- **GIVEN INSTRUCTION**
Seek out every line containing the word "Thomas", and copy each.

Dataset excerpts
—————

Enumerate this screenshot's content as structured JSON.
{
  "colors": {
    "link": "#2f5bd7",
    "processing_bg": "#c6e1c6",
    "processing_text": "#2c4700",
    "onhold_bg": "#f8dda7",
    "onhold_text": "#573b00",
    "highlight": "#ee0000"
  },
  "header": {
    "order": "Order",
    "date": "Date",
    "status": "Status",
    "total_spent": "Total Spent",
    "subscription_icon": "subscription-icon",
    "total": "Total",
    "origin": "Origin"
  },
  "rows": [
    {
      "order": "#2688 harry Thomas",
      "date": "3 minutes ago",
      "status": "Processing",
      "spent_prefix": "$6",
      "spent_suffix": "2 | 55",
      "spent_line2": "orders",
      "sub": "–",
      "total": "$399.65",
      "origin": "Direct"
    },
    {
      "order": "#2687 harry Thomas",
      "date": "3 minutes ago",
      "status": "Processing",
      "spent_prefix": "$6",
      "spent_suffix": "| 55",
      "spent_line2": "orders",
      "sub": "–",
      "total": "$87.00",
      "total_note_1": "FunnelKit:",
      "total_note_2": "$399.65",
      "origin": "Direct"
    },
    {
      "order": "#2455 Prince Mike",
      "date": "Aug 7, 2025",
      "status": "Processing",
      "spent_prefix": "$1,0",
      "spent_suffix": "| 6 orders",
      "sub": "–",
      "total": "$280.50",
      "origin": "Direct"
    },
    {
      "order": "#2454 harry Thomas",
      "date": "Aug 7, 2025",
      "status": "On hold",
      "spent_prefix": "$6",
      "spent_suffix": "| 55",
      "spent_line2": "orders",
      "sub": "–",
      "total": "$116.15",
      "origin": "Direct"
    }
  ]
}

—————

- **SOLVED PROBLEM**
      "order": "#2688 harry Thomas",
      "order": "#2687 harry Thomas",
      "order": "#2454 harry Thomas",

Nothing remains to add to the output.